Problem:
List all the lines in these records that hold "purpureus".

— begin —

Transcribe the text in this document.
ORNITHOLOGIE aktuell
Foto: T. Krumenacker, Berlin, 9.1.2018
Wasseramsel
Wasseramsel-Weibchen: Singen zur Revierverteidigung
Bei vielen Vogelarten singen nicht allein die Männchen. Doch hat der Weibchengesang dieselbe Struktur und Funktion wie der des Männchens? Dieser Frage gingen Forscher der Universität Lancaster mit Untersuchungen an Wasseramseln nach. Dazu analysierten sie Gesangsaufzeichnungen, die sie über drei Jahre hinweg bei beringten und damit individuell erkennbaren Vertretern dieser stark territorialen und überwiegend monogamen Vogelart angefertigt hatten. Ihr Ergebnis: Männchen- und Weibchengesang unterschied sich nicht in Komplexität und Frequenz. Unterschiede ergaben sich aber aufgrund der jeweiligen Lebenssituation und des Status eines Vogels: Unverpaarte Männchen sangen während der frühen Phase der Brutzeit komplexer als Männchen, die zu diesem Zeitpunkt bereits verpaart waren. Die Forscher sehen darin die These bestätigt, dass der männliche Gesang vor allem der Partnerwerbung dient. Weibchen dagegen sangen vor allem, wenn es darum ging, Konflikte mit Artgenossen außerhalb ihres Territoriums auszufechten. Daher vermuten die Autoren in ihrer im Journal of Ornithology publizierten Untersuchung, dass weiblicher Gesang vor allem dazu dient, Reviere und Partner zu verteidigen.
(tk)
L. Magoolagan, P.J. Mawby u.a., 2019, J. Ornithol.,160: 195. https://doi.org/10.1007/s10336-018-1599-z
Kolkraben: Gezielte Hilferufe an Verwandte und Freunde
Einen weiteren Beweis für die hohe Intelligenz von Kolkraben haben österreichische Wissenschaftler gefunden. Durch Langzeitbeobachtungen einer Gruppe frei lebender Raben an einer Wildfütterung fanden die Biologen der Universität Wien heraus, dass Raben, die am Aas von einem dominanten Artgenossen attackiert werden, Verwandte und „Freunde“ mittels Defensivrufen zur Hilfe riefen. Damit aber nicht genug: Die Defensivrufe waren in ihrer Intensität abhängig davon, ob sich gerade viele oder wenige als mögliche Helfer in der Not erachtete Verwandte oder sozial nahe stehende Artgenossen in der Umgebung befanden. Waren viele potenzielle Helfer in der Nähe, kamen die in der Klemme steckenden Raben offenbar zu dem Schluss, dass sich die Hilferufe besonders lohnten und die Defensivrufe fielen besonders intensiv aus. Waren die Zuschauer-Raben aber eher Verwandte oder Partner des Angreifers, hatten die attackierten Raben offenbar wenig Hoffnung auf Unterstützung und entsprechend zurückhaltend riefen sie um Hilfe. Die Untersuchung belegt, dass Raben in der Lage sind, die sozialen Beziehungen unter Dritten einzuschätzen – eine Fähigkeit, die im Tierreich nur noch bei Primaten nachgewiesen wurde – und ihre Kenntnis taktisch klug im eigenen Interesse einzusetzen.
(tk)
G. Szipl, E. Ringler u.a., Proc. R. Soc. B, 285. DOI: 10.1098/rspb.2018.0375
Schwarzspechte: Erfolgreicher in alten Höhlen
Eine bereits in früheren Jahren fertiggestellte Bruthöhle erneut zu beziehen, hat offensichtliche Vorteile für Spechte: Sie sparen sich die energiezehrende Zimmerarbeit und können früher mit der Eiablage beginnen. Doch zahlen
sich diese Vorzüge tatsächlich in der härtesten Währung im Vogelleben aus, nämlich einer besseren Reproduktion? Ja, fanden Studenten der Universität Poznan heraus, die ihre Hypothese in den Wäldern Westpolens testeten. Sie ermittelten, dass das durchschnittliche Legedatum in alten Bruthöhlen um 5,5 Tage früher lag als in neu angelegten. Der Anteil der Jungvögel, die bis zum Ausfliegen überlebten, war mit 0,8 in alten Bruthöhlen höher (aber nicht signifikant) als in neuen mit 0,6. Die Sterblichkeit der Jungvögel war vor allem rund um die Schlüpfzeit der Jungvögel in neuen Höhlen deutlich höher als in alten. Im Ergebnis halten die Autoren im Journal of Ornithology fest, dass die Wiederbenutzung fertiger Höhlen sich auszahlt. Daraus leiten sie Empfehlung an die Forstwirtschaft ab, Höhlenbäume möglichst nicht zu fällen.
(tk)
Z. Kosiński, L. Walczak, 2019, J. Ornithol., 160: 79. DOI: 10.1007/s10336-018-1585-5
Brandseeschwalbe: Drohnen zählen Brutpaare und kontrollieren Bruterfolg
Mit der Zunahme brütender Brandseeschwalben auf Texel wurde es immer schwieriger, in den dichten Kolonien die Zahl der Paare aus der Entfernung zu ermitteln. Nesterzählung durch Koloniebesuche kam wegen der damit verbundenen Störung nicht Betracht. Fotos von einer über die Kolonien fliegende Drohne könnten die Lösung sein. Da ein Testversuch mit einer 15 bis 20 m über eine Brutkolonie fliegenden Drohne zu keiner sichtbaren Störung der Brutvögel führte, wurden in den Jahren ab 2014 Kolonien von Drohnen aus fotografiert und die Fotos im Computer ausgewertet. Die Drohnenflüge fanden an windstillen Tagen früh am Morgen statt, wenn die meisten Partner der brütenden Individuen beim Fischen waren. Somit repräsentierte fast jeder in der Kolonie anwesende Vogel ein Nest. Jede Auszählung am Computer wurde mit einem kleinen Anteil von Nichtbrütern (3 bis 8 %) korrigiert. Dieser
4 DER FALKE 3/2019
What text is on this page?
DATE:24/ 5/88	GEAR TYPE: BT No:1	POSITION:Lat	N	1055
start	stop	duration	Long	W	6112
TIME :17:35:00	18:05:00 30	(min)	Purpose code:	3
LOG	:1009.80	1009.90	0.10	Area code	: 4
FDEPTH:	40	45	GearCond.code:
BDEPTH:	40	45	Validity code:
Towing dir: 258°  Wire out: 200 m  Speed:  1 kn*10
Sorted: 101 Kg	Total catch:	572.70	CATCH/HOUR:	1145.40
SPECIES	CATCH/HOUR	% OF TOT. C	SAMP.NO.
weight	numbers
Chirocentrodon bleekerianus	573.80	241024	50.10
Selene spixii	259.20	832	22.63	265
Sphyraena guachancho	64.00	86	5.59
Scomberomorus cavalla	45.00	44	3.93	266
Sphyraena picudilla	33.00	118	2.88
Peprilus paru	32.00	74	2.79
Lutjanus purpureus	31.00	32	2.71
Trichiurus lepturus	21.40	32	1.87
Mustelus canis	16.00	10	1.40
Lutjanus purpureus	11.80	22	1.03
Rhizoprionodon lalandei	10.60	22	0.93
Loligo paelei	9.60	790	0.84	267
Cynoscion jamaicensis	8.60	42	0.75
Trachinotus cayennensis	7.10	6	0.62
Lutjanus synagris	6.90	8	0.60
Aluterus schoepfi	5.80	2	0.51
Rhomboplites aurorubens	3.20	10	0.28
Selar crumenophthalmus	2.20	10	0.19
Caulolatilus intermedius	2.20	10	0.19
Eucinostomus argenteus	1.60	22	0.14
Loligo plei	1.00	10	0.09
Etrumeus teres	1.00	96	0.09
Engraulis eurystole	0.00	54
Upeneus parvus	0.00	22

— end —

Exercise response:
Lutjanus purpureus	31.00	32	2.71
Lutjanus purpureus	11.80	22	1.03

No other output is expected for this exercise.